[Stored dataset items]
# # # #

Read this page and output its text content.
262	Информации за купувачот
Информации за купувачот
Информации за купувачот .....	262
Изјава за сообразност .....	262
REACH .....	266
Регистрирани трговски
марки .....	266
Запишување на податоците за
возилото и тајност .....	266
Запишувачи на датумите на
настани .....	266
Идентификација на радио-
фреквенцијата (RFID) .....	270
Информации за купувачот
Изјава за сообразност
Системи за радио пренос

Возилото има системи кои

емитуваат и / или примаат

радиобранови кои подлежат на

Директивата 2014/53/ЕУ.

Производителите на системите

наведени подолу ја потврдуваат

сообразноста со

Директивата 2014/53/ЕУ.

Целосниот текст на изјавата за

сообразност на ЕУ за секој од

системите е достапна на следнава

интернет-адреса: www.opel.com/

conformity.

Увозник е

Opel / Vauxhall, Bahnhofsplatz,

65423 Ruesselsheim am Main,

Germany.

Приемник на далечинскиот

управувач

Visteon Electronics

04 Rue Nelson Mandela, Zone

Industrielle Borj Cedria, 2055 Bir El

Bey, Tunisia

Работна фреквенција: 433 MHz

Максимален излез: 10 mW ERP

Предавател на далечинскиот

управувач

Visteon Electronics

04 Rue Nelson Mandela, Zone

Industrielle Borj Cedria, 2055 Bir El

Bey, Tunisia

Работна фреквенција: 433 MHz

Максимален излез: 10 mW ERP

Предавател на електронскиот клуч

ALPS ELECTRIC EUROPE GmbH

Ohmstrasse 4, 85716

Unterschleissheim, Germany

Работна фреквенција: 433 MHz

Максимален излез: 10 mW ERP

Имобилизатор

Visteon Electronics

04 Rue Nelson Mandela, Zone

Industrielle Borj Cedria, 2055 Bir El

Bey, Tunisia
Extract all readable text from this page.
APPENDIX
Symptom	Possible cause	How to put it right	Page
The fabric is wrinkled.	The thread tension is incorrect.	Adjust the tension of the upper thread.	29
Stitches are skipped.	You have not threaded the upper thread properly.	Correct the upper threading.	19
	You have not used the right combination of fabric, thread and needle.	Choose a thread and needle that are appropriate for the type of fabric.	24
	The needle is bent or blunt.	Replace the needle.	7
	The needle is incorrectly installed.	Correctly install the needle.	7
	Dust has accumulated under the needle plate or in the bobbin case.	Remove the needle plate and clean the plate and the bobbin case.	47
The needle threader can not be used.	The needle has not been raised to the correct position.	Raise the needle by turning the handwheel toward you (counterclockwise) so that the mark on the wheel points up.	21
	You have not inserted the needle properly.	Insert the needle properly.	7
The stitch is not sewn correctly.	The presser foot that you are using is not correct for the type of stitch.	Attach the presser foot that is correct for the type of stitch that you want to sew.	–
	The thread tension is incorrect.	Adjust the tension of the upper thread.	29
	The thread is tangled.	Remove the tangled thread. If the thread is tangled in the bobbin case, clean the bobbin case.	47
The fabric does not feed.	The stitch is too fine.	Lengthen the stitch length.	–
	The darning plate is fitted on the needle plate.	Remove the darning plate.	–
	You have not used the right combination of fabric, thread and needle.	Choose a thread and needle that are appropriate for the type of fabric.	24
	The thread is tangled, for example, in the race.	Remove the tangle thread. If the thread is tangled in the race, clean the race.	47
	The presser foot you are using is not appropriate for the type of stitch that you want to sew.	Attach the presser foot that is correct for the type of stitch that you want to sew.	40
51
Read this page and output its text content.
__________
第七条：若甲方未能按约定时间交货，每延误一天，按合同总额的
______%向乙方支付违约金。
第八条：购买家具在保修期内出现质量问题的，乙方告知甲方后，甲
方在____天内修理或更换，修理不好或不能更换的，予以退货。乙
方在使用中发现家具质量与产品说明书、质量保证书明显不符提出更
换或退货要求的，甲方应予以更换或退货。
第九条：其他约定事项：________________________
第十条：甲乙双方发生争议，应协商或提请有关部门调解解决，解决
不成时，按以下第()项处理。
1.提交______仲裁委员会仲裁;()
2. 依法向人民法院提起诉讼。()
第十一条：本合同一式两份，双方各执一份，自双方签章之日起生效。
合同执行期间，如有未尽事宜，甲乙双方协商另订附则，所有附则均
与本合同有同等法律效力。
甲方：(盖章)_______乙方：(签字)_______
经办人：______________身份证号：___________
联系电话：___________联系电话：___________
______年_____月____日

# # # #

**Problem to solve:** Tally the lines in the entries above that hold the word "upper". Reply with nothing but that count.

**Result of this exercise:** 3